Pick out every line of the entries below where "template" occurs, and copy those lines.

------ MATERIAL FOR THIS TASK

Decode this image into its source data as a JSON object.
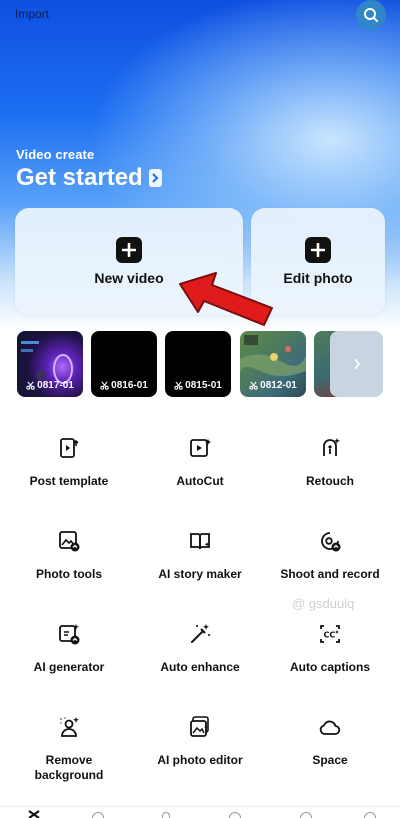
{
  "topbar": {
    "import_label": "Import",
    "search_icon": "search-icon"
  },
  "hero": {
    "subtitle": "Video create",
    "title": "Get started"
  },
  "cards": {
    "new_video": {
      "label": "New video",
      "icon": "plus-icon"
    },
    "edit_photo": {
      "label": "Edit photo",
      "icon": "plus-icon"
    }
  },
  "drafts": [
    {
      "name": "0817-01",
      "style": "game-purple"
    },
    {
      "name": "0816-01",
      "style": "black"
    },
    {
      "name": "0815-01",
      "style": "black"
    },
    {
      "name": "0812-01",
      "style": "game-green"
    },
    {
      "name": "",
      "style": "game-partial"
    }
  ],
  "tools": [
    {
      "label": "Post template",
      "icon": "post-template-icon"
    },
    {
      "label": "AutoCut",
      "icon": "autocut-icon"
    },
    {
      "label": "Retouch",
      "icon": "retouch-icon"
    },
    {
      "label": "Photo tools",
      "icon": "photo-tools-icon"
    },
    {
      "label": "AI story maker",
      "icon": "story-book-icon"
    },
    {
      "label": "Shoot and record",
      "icon": "camera-record-icon"
    },
    {
      "label": "AI generator",
      "icon": "ai-generator-icon"
    },
    {
      "label": "Auto enhance",
      "icon": "magic-wand-icon"
    },
    {
      "label": "Auto captions",
      "icon": "captions-icon"
    },
    {
      "label": "Remove\nbackground",
      "icon": "remove-background-icon"
    },
    {
      "label": "AI photo editor",
      "icon": "ai-photo-editor-icon"
    },
    {
      "label": "Space",
      "icon": "cloud-icon"
    }
  ],
  "watermark": {
    "text": "@ gsduuiq"
  },
  "colors": {
    "accent": "#1d6ff2",
    "arrow": "#e01b1b",
    "card_bg": "#ebf4fc"
  }
}
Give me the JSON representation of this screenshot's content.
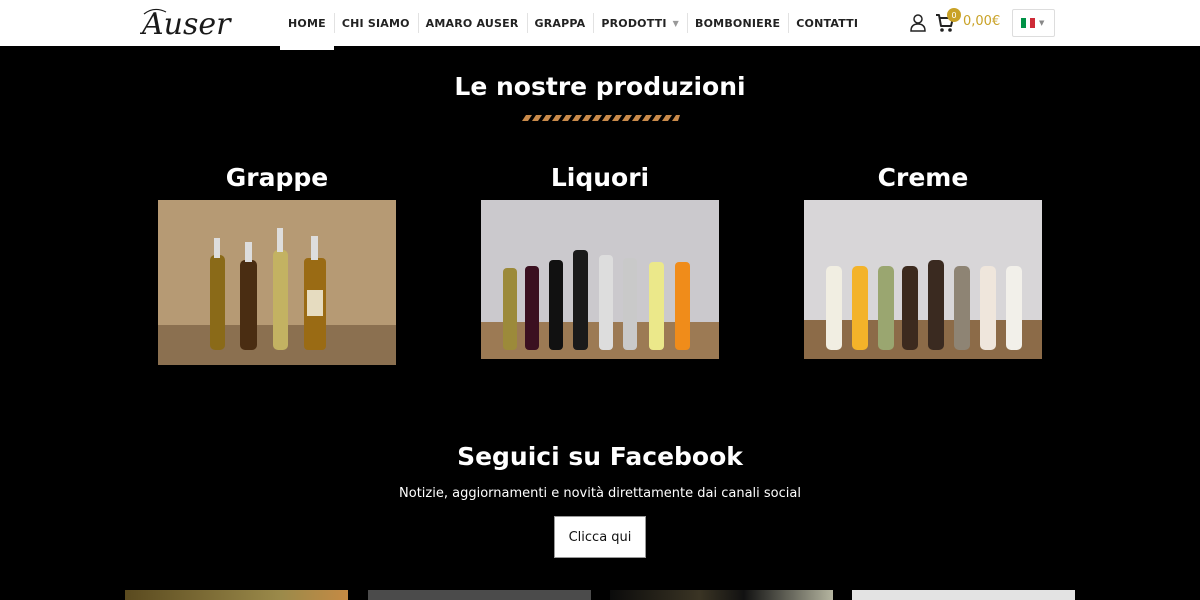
{
  "header": {
    "logo_text": "Auser",
    "nav": [
      {
        "label": "HOME",
        "active": true
      },
      {
        "label": "CHI SIAMO"
      },
      {
        "label": "AMARO AUSER"
      },
      {
        "label": "GRAPPA"
      },
      {
        "label": "PRODOTTI",
        "has_dropdown": true
      },
      {
        "label": "BOMBONIERE"
      },
      {
        "label": "CONTATTI"
      }
    ],
    "icons": {
      "account": "user-icon",
      "cart": "cart-icon",
      "dropdown": "chevron-down-icon"
    },
    "cart_count": "0",
    "cart_total": "0,00€",
    "language": {
      "flag": "italy-flag",
      "colors": [
        "#009246",
        "#ffffff",
        "#ce2b37"
      ]
    }
  },
  "productions": {
    "title": "Le nostre produzioni",
    "categories": [
      {
        "label": "Grappe",
        "image": "grappe-bottles-photo"
      },
      {
        "label": "Liquori",
        "image": "liquori-bottles-photo"
      },
      {
        "label": "Creme",
        "image": "creme-bottles-photo"
      }
    ]
  },
  "facebook": {
    "title": "Seguici su Facebook",
    "subtitle": "Notizie, aggiornamenti e novità direttamente dai canali social",
    "button_label": "Clicca qui"
  },
  "colors": {
    "accent": "#c9a227",
    "background": "#000000",
    "header_bg": "#ffffff"
  }
}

------------

▸ SOLUTION
      "label": "Post template",
      "icon": "post-template-icon"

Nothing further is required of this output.